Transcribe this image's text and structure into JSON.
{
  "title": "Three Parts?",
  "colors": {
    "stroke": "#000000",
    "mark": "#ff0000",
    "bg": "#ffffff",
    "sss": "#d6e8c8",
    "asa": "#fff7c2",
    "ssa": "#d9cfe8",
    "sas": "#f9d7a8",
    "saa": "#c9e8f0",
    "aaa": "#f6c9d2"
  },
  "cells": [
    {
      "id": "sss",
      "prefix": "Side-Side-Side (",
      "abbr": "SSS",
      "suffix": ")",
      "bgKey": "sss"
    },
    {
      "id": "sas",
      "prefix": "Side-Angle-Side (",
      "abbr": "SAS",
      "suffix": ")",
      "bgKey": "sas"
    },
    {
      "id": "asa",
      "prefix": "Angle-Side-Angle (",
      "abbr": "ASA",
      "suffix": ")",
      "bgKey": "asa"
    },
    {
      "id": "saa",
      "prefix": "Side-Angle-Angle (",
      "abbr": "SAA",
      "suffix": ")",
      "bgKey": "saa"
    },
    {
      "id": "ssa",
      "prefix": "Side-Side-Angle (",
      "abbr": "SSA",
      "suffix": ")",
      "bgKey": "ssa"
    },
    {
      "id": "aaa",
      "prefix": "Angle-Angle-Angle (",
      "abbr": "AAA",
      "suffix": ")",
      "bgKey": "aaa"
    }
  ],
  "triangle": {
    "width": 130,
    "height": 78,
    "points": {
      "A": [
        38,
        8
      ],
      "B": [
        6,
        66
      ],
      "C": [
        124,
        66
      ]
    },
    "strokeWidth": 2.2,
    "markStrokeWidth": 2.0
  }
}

* * *

OBJECTIVE: Report how many lines in the listing above include the word "prefix". Give nothing but the number.

CORRECT ANSWER: 6